── RECORDS SUPPLIED ──

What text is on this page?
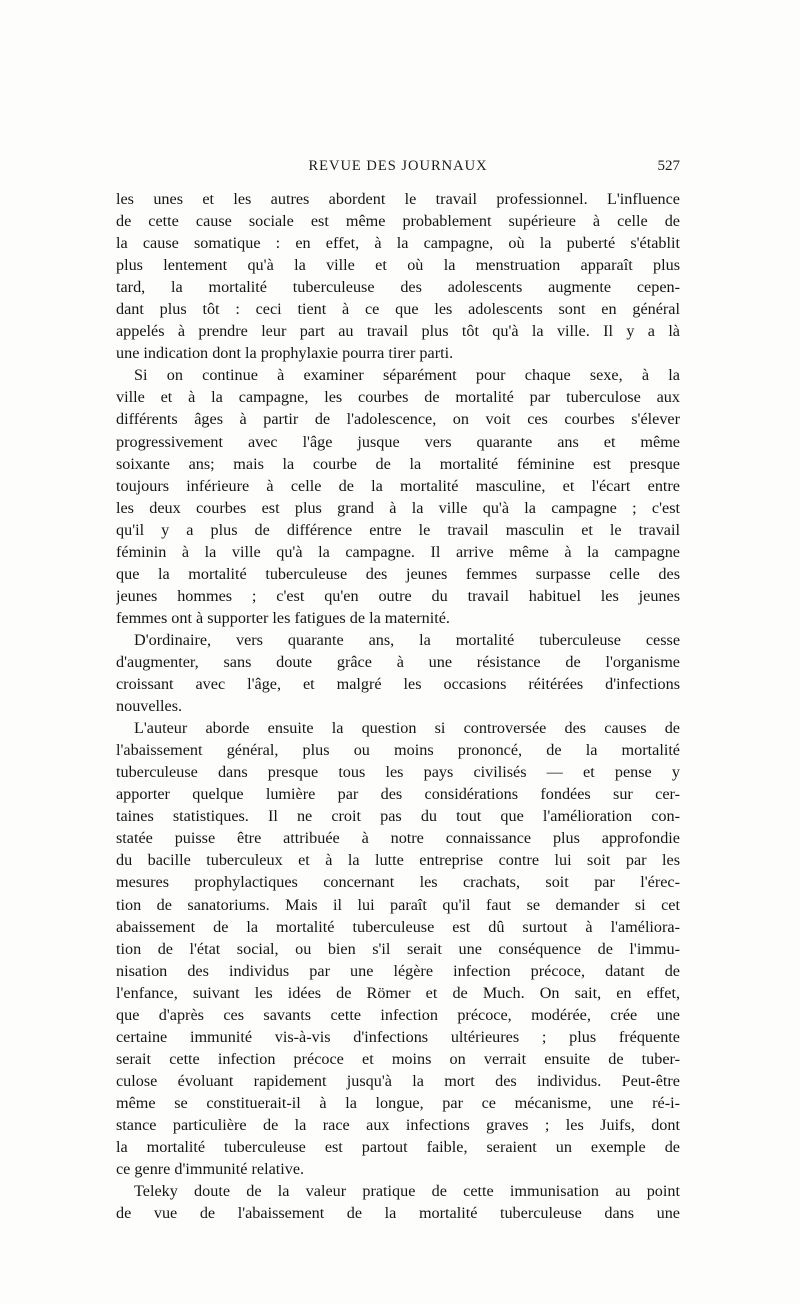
REVUE DES JOURNAUX	527
les unes et les autres abordent le travail professionnel. L'influence
de cette cause sociale est même probablement supérieure à celle de
la cause somatique : en effet, à la campagne, où la puberté s'établit
plus lentement qu'à la ville et où la menstruation apparaît plus
tard, la mortalité tuberculeuse des adolescents augmente cepen-
dant plus tôt : ceci tient à ce que les adolescents sont en général
appelés à prendre leur part au travail plus tôt qu'à la ville. Il y a là
une indication dont la prophylaxie pourra tirer parti.
Si on continue à examiner séparément pour chaque sexe, à la
ville et à la campagne, les courbes de mortalité par tuberculose aux
différents âges à partir de l'adolescence, on voit ces courbes s'élever
progressivement avec l'âge jusque vers quarante ans et même
soixante ans; mais la courbe de la mortalité féminine est presque
toujours inférieure à celle de la mortalité masculine, et l'écart entre
les deux courbes est plus grand à la ville qu'à la campagne ; c'est
qu'il y a plus de différence entre le travail masculin et le travail
féminin à la ville qu'à la campagne. Il arrive même à la campagne
que la mortalité tuberculeuse des jeunes femmes surpasse celle des
jeunes hommes ; c'est qu'en outre du travail habituel les jeunes
femmes ont à supporter les fatigues de la maternité.
D'ordinaire, vers quarante ans, la mortalité tuberculeuse cesse
d'augmenter, sans doute grâce à une résistance de l'organisme
croissant avec l'âge, et malgré les occasions réitérées d'infections
nouvelles.
L'auteur aborde ensuite la question si controversée des causes de
l'abaissement général, plus ou moins prononcé, de la mortalité
tuberculeuse dans presque tous les pays civilisés — et pense y
apporter quelque lumière par des considérations fondées sur cer-
taines statistiques. Il ne croit pas du tout que l'amélioration con-
statée puisse être attribuée à notre connaissance plus approfondie
du bacille tuberculeux et à la lutte entreprise contre lui soit par les
mesures prophylactiques concernant les crachats, soit par l'érec-
tion de sanatoriums. Mais il lui paraît qu'il faut se demander si cet
abaissement de la mortalité tuberculeuse est dû surtout à l'améliora-
tion de l'état social, ou bien s'il serait une conséquence de l'immu-
nisation des individus par une légère infection précoce, datant de
l'enfance, suivant les idées de Römer et de Much. On sait, en effet,
que d'après ces savants cette infection précoce, modérée, crée une
certaine immunité vis-à-vis d'infections ultérieures ; plus fréquente
serait cette infection précoce et moins on verrait ensuite de tuber-
culose évoluant rapidement jusqu'à la mort des individus. Peut-être
même se constituerait-il à la longue, par ce mécanisme, une ré-i-
stance particulière de la race aux infections graves ; les Juifs, dont
la mortalité tuberculeuse est partout faible, seraient un exemple de
ce genre d'immunité relative.
Teleky doute de la valeur pratique de cette immunisation au point
de vue de l'abaissement de la mortalité tuberculeuse dans une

───

### PROBLEM DESCRIPTION
Copy out every line where the word "ensuite" occurs.

### TASK SOLUTION
L'auteur aborde ensuite la question si controversée des causes de
serait cette infection précoce et moins on verrait ensuite de tuber-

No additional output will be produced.